RECORDS SHOWN:
Begin

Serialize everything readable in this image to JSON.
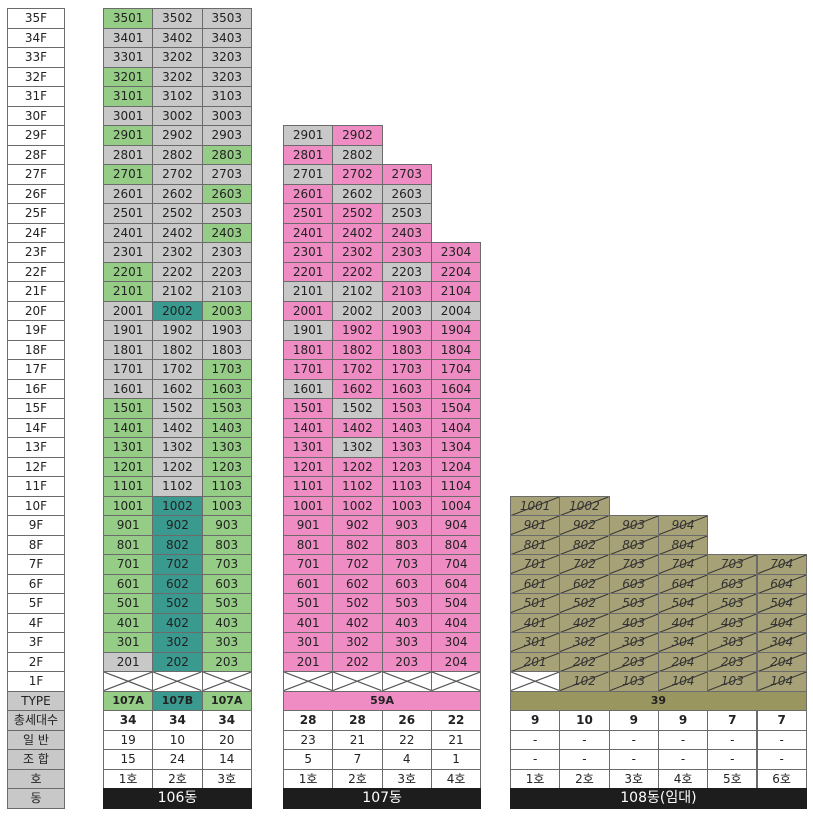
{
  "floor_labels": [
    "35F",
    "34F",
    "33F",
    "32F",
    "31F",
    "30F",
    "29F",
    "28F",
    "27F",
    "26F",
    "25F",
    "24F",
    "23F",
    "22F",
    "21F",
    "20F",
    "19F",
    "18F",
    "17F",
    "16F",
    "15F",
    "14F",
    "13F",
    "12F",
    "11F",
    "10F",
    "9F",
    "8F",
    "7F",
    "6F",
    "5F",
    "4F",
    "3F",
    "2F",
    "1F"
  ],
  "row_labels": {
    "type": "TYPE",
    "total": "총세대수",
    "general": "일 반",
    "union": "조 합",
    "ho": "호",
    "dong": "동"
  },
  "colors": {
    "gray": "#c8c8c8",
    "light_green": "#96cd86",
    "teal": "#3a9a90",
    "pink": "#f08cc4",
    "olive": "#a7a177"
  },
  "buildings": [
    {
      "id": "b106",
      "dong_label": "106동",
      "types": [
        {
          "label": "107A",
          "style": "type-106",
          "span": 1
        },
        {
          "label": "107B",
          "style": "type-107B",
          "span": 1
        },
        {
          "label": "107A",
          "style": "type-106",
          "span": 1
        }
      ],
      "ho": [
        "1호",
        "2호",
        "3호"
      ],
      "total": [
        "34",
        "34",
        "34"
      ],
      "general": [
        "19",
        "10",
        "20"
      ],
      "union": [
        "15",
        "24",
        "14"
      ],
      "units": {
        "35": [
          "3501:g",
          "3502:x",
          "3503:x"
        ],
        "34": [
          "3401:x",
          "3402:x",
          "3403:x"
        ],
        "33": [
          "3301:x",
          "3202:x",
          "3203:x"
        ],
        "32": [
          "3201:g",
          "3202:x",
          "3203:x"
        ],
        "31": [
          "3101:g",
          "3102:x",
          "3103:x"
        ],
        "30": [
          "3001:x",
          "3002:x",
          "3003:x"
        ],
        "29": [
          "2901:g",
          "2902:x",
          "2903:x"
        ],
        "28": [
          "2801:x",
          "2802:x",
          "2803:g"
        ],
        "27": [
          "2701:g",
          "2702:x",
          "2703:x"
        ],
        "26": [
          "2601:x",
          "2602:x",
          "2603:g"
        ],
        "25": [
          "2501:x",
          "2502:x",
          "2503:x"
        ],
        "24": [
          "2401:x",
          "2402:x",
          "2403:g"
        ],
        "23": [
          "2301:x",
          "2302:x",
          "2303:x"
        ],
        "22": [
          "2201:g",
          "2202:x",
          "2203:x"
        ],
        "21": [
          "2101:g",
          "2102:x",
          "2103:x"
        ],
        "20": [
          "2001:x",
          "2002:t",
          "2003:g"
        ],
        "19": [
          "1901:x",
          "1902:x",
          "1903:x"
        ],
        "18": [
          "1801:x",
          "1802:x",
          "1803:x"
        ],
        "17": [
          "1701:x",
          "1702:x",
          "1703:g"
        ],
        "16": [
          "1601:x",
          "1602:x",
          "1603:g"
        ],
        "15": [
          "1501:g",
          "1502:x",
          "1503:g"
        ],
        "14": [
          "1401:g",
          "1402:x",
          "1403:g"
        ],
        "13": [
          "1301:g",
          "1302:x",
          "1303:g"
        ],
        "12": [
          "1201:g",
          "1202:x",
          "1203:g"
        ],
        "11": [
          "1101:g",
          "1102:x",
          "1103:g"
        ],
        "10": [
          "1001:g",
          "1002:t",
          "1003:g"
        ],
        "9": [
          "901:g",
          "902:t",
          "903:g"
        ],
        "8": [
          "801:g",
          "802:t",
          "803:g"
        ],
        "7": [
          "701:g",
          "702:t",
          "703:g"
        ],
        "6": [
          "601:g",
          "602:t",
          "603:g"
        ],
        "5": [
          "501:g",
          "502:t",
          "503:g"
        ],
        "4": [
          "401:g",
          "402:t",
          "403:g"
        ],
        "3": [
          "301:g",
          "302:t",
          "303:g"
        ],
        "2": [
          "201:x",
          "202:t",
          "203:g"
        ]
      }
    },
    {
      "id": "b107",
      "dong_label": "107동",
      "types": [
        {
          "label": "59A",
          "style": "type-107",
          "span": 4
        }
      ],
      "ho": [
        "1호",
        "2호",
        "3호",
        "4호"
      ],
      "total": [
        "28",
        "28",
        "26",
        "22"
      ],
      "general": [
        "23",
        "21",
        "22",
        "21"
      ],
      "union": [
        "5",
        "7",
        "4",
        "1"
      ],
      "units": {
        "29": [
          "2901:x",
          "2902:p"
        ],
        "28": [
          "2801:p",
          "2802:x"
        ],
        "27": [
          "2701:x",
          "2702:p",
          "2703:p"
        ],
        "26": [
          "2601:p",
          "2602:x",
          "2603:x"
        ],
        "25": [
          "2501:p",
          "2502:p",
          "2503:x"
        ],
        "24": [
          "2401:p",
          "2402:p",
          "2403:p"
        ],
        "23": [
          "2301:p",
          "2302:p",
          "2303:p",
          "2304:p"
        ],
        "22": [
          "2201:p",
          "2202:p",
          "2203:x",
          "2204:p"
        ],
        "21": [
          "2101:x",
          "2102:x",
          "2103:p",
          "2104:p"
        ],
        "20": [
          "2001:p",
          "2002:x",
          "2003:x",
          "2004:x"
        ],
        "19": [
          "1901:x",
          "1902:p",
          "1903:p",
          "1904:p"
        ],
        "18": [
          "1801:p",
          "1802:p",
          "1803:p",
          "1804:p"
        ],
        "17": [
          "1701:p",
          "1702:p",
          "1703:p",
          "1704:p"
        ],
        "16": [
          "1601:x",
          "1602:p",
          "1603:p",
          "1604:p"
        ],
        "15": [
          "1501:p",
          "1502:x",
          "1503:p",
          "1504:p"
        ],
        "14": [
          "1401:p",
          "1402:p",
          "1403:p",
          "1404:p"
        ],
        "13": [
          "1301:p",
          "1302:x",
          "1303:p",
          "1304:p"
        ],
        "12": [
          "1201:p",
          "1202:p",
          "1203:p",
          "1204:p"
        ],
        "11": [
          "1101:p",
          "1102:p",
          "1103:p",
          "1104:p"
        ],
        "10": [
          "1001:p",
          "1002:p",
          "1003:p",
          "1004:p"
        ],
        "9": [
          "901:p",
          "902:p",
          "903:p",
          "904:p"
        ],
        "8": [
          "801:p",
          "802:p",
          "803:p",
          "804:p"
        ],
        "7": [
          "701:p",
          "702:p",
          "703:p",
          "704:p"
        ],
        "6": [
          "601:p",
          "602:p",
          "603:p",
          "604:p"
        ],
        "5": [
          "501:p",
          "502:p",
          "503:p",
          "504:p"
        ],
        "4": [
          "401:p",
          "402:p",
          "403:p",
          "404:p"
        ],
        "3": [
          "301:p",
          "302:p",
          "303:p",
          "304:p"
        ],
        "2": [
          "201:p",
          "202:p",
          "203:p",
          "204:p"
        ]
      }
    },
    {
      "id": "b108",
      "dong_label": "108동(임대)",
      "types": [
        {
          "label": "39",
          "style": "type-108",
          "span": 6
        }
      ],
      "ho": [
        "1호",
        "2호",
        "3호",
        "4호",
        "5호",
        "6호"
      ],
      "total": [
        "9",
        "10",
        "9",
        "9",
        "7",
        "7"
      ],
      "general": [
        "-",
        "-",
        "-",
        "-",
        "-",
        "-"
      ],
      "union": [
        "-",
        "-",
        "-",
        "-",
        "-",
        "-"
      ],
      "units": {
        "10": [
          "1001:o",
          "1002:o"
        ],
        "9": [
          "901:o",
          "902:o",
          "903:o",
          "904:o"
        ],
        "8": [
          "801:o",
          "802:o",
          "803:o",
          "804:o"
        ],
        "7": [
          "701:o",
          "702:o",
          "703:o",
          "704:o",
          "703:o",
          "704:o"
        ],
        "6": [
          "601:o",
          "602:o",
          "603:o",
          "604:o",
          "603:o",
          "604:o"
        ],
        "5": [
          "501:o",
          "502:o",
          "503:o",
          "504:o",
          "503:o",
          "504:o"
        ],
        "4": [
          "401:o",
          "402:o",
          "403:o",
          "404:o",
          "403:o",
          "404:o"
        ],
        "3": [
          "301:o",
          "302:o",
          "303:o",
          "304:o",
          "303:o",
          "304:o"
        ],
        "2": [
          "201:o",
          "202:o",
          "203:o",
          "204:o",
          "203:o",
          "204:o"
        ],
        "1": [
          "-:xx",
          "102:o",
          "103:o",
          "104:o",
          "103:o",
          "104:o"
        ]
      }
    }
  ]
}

End

EXERCISE GOAL: In the records above, locate each line with the word "style". Copy all such lines.

COMPLETE ANSWER:
          "style": "type-106",
          "style": "type-107B",
          "style": "type-106",
          "style": "type-107",
          "style": "type-108",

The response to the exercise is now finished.